Extracts from a graphics dataset
+ + + + + + +
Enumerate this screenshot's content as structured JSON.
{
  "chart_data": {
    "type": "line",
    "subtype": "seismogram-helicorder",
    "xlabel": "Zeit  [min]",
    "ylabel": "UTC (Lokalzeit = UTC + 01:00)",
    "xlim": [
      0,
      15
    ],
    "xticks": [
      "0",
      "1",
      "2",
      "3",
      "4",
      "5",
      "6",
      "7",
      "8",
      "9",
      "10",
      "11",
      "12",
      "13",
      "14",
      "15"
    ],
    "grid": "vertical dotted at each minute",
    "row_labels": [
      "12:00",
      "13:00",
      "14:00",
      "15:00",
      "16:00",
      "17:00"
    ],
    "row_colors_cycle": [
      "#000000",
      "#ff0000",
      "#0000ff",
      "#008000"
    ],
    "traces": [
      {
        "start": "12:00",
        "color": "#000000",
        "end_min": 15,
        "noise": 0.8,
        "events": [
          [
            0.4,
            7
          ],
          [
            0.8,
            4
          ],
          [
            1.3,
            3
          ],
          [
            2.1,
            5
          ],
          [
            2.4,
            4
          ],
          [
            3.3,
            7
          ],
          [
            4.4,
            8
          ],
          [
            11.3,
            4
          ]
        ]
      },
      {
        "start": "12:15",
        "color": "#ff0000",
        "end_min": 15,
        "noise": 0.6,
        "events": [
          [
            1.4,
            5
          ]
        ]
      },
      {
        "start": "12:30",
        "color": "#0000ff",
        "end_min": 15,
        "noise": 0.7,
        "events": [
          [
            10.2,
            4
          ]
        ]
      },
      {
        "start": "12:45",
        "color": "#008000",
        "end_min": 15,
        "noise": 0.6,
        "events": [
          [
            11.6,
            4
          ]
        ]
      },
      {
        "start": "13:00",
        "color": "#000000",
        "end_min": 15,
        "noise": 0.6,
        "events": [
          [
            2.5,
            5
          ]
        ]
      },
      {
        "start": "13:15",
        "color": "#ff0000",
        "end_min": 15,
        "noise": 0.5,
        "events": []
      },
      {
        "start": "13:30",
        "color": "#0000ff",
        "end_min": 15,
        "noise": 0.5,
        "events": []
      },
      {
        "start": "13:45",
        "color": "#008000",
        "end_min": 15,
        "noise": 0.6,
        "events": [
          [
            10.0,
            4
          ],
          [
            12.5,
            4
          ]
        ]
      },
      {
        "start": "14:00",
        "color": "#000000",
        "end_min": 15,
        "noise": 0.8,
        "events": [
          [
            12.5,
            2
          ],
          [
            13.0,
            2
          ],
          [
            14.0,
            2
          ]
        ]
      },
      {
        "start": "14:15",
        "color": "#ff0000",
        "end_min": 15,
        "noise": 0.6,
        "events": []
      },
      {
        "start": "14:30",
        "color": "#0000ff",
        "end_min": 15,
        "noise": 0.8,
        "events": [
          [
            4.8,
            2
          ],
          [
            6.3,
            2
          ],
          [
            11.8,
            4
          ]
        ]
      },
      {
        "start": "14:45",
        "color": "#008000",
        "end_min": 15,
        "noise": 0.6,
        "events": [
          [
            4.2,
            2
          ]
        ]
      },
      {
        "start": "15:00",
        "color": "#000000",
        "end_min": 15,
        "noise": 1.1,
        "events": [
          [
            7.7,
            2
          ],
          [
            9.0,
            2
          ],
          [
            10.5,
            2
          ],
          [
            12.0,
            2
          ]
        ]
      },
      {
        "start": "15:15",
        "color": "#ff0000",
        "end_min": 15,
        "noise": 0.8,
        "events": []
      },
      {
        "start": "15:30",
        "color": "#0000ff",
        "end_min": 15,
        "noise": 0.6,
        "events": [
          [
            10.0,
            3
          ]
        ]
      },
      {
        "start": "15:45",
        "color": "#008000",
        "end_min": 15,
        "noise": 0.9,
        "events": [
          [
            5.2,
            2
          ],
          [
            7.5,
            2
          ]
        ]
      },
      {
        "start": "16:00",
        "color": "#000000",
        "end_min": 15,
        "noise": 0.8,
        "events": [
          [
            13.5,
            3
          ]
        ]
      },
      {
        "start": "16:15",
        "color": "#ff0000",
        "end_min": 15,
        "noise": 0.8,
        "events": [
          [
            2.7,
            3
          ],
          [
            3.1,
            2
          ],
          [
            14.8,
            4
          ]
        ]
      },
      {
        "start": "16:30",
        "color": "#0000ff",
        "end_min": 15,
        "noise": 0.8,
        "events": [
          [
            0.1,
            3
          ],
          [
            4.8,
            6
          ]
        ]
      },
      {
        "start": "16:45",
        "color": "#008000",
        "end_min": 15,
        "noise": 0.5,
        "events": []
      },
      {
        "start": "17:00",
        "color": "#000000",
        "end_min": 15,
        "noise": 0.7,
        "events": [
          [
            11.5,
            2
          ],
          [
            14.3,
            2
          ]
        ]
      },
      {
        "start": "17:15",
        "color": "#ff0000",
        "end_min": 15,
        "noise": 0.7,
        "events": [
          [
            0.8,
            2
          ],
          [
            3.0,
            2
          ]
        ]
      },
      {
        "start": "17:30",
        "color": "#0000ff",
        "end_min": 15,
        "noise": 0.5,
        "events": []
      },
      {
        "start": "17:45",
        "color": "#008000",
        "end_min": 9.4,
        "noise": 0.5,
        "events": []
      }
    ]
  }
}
+ + + + + + +
Your task: All of the records must be repeated exactly.

The solution:
Enumerate this screenshot's content as structured JSON.
{
  "chart_data": {
    "type": "line",
    "subtype": "seismogram-helicorder",
    "xlabel": "Zeit  [min]",
    "ylabel": "UTC (Lokalzeit = UTC + 01:00)",
    "xlim": [
      0,
      15
    ],
    "xticks": [
      "0",
      "1",
      "2",
      "3",
      "4",
      "5",
      "6",
      "7",
      "8",
      "9",
      "10",
      "11",
      "12",
      "13",
      "14",
      "15"
    ],
    "grid": "vertical dotted at each minute",
    "row_labels": [
      "12:00",
      "13:00",
      "14:00",
      "15:00",
      "16:00",
      "17:00"
    ],
    "row_colors_cycle": [
      "#000000",
      "#ff0000",
      "#0000ff",
      "#008000"
    ],
    "traces": [
      {
        "start": "12:00",
        "color": "#000000",
        "end_min": 15,
        "noise": 0.8,
        "events": [
          [
            0.4,
            7
          ],
          [
            0.8,
            4
          ],
          [
            1.3,
            3
          ],
          [
            2.1,
            5
          ],
          [
            2.4,
            4
          ],
          [
            3.3,
            7
          ],
          [
            4.4,
            8
          ],
          [
            11.3,
            4
          ]
        ]
      },
      {
        "start": "12:15",
        "color": "#ff0000",
        "end_min": 15,
        "noise": 0.6,
        "events": [
          [
            1.4,
            5
          ]
        ]
      },
      {
        "start": "12:30",
        "color": "#0000ff",
        "end_min": 15,
        "noise": 0.7,
        "events": [
          [
            10.2,
            4
          ]
        ]
      },
      {
        "start": "12:45",
        "color": "#008000",
        "end_min": 15,
        "noise": 0.6,
        "events": [
          [
            11.6,
            4
          ]
        ]
      },
      {
        "start": "13:00",
        "color": "#000000",
        "end_min": 15,
        "noise": 0.6,
        "events": [
          [
            2.5,
            5
          ]
        ]
      },
      {
        "start": "13:15",
        "color": "#ff0000",
        "end_min": 15,
        "noise": 0.5,
        "events": []
      },
      {
        "start": "13:30",
        "color": "#0000ff",
        "end_min": 15,
        "noise": 0.5,
        "events": []
      },
      {
        "start": "13:45",
        "color": "#008000",
        "end_min": 15,
        "noise": 0.6,
        "events": [
          [
            10.0,
            4
          ],
          [
            12.5,
            4
          ]
        ]
      },
      {
        "start": "14:00",
        "color": "#000000",
        "end_min": 15,
        "noise": 0.8,
        "events": [
          [
            12.5,
            2
          ],
          [
            13.0,
            2
          ],
          [
            14.0,
            2
          ]
        ]
      },
      {
        "start": "14:15",
        "color": "#ff0000",
        "end_min": 15,
        "noise": 0.6,
        "events": []
      },
      {
        "start": "14:30",
        "color": "#0000ff",
        "end_min": 15,
        "noise": 0.8,
        "events": [
          [
            4.8,
            2
          ],
          [
            6.3,
            2
          ],
          [
            11.8,
            4
          ]
        ]
      },
      {
        "start": "14:45",
        "color": "#008000",
        "end_min": 15,
        "noise": 0.6,
        "events": [
          [
            4.2,
            2
          ]
        ]
      },
      {
        "start": "15:00",
        "color": "#000000",
        "end_min": 15,
        "noise": 1.1,
        "events": [
          [
            7.7,
            2
          ],
          [
            9.0,
            2
          ],
          [
            10.5,
            2
          ],
          [
            12.0,
            2
          ]
        ]
      },
      {
        "start": "15:15",
        "color": "#ff0000",
        "end_min": 15,
        "noise": 0.8,
        "events": []
      },
      {
        "start": "15:30",
        "color": "#0000ff",
        "end_min": 15,
        "noise": 0.6,
        "events": [
          [
            10.0,
            3
          ]
        ]
      },
      {
        "start": "15:45",
        "color": "#008000",
        "end_min": 15,
        "noise": 0.9,
        "events": [
          [
            5.2,
            2
          ],
          [
            7.5,
            2
          ]
        ]
      },
      {
        "start": "16:00",
        "color": "#000000",
        "end_min": 15,
        "noise": 0.8,
        "events": [
          [
            13.5,
            3
          ]
        ]
      },
      {
        "start": "16:15",
        "color": "#ff0000",
        "end_min": 15,
        "noise": 0.8,
        "events": [
          [
            2.7,
            3
          ],
          [
            3.1,
            2
          ],
          [
            14.8,
            4
          ]
        ]
      },
      {
        "start": "16:30",
        "color": "#0000ff",
        "end_min": 15,
        "noise": 0.8,
        "events": [
          [
            0.1,
            3
          ],
          [
            4.8,
            6
          ]
        ]
      },
      {
        "start": "16:45",
        "color": "#008000",
        "end_min": 15,
        "noise": 0.5,
        "events": []
      },
      {
        "start": "17:00",
        "color": "#000000",
        "end_min": 15,
        "noise": 0.7,
        "events": [
          [
            11.5,
            2
          ],
          [
            14.3,
            2
          ]
        ]
      },
      {
        "start": "17:15",
        "color": "#ff0000",
        "end_min": 15,
        "noise": 0.7,
        "events": [
          [
            0.8,
            2
          ],
          [
            3.0,
            2
          ]
        ]
      },
      {
        "start": "17:30",
        "color": "#0000ff",
        "end_min": 15,
        "noise": 0.5,
        "events": []
      },
      {
        "start": "17:45",
        "color": "#008000",
        "end_min": 9.4,
        "noise": 0.5,
        "events": []
      }
    ]
  }
}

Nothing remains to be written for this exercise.